## Task description
Look through the lines below for the word "walking", and copy every line that has it.
++++++++++
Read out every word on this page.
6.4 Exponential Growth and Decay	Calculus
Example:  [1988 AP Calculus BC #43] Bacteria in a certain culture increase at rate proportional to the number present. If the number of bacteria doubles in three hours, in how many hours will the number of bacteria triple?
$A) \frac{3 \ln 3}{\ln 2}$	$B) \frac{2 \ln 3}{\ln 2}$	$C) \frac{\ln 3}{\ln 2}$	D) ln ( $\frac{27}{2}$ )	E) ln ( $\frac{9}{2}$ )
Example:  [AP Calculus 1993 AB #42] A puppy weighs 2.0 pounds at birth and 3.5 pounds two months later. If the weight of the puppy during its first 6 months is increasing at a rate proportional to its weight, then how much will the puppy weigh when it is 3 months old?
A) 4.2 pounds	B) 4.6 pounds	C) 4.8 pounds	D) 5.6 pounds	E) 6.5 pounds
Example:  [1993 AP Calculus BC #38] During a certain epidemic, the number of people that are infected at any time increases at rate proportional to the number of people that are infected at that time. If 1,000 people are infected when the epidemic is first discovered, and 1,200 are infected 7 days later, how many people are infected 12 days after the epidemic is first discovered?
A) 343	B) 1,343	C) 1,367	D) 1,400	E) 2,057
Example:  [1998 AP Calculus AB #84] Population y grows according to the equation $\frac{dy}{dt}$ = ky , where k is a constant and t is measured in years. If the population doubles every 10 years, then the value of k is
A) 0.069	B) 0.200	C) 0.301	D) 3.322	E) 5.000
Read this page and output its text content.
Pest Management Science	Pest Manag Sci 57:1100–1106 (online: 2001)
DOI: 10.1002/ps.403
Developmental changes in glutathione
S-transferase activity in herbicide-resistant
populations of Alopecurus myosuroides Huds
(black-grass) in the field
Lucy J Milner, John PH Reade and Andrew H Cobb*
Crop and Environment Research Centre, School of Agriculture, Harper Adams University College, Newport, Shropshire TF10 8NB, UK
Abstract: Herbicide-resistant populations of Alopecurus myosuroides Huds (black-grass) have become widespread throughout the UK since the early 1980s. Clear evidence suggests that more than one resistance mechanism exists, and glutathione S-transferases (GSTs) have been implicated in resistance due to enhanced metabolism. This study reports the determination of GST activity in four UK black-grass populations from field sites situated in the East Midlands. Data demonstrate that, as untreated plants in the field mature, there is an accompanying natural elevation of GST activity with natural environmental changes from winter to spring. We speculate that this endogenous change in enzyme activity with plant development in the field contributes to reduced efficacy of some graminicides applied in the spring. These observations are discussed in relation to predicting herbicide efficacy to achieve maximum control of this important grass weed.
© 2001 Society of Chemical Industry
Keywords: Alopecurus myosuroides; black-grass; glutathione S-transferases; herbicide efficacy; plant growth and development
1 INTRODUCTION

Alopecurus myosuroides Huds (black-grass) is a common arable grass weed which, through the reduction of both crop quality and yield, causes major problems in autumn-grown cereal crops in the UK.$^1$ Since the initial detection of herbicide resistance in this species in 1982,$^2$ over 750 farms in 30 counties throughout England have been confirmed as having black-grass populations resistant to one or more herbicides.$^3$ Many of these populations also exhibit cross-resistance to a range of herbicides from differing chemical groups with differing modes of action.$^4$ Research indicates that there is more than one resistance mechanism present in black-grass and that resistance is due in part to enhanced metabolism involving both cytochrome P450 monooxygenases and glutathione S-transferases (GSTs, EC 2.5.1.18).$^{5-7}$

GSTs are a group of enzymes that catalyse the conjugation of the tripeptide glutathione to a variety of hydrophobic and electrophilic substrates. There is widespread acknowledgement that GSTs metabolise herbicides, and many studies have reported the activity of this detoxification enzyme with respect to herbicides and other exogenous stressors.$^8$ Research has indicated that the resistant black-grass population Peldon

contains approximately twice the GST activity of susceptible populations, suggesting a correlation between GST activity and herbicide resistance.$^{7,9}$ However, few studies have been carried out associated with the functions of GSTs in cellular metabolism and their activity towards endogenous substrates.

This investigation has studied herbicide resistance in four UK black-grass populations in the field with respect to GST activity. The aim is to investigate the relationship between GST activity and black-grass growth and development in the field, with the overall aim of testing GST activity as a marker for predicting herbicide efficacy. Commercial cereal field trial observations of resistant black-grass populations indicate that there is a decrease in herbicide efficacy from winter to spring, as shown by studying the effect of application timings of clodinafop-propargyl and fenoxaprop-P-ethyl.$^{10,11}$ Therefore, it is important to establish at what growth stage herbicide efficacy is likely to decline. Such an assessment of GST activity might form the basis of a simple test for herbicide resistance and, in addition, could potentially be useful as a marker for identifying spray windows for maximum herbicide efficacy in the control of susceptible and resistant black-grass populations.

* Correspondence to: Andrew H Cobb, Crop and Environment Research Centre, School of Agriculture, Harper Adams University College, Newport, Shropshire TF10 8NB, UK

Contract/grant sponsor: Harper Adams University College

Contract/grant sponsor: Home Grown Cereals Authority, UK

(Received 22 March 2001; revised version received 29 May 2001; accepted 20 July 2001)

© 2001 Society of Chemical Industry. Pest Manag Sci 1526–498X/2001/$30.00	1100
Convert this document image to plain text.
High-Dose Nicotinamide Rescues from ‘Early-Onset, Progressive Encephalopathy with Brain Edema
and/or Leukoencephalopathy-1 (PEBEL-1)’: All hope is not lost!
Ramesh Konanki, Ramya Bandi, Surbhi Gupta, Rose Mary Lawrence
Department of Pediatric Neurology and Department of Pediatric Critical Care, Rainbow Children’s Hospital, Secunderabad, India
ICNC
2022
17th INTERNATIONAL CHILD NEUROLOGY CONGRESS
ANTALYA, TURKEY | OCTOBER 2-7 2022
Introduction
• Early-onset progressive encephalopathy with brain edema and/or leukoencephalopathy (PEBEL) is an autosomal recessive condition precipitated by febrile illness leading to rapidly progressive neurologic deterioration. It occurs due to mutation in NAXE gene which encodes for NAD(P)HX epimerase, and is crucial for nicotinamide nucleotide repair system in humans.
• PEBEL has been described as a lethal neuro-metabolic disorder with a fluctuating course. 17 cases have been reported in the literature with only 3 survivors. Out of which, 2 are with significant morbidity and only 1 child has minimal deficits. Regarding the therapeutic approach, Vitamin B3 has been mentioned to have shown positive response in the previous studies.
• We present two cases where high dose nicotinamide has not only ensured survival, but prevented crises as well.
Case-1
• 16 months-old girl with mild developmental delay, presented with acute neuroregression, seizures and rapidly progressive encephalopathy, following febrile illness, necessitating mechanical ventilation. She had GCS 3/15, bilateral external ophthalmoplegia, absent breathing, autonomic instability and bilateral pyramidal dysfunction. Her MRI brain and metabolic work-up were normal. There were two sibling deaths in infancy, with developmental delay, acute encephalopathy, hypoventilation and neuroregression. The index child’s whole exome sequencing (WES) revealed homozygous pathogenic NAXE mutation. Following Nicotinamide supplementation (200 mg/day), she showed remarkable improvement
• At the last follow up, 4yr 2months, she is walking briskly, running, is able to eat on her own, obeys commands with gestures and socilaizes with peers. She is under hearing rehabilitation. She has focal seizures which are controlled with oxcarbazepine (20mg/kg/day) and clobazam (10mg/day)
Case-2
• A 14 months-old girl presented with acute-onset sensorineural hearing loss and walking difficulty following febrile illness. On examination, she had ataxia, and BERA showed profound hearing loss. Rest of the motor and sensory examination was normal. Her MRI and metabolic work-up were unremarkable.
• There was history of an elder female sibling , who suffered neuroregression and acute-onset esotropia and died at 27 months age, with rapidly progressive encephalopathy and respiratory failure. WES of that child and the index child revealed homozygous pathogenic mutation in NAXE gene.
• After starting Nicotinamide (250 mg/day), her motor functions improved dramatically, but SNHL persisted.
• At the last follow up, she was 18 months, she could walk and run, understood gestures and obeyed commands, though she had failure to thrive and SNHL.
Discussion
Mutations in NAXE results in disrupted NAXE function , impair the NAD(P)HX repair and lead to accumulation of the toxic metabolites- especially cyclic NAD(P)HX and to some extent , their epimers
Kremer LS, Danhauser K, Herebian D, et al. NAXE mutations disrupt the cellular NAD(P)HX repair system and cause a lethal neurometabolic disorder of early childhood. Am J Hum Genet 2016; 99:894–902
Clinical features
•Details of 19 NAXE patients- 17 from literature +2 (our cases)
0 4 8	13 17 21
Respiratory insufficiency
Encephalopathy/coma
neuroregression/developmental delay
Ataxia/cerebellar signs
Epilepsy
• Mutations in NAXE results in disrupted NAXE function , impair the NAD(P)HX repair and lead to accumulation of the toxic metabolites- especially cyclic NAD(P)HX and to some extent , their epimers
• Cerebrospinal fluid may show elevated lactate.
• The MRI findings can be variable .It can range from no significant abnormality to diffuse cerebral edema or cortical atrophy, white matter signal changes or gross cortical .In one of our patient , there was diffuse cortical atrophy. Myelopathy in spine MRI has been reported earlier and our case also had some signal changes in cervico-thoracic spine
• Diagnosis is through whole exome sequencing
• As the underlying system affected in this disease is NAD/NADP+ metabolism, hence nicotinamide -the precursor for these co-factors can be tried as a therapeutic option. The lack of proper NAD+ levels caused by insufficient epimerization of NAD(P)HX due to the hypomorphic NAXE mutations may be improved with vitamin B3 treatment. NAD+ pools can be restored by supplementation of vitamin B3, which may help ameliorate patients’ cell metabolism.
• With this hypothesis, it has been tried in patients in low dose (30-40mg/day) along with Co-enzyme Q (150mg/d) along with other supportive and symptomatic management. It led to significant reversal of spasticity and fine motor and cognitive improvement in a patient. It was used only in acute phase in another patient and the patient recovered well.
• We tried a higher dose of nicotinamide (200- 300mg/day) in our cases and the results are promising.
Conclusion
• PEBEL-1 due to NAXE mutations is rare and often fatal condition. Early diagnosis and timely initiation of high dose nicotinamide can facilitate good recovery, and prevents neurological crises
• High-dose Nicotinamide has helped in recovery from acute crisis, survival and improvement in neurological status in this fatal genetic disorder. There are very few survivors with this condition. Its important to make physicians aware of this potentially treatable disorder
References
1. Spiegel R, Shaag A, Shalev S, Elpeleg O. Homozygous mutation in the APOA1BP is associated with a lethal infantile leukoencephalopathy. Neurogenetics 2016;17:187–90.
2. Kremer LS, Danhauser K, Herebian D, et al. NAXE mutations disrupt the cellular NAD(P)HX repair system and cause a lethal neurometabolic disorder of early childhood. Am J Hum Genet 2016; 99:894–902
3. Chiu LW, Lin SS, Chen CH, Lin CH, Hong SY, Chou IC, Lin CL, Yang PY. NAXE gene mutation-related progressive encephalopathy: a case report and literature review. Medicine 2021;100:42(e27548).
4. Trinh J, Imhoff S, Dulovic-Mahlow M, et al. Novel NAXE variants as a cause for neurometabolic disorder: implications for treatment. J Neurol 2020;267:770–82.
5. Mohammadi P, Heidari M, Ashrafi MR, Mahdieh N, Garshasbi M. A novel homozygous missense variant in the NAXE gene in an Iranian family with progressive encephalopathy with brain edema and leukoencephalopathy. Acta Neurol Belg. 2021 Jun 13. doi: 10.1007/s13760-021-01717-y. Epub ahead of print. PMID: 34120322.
++++++++++
## Answer to this task
• At the last follow up, 4yr 2months, she is walking briskly, running, is able to eat on her own, obeys commands with gestures and socilaizes with peers. She is under hearing rehabilitation. She has focal seizures which are controlled with oxcarbazepine (20mg/kg/day) and clobazam (10mg/day)
• A 14 months-old girl presented with acute-onset sensorineural hearing loss and walking difficulty following febrile illness. On examination, she had ataxia, and BERA showed profound hearing loss. Rest of the motor and sensory examination was normal. Her MRI and metabolic work-up were unremarkable.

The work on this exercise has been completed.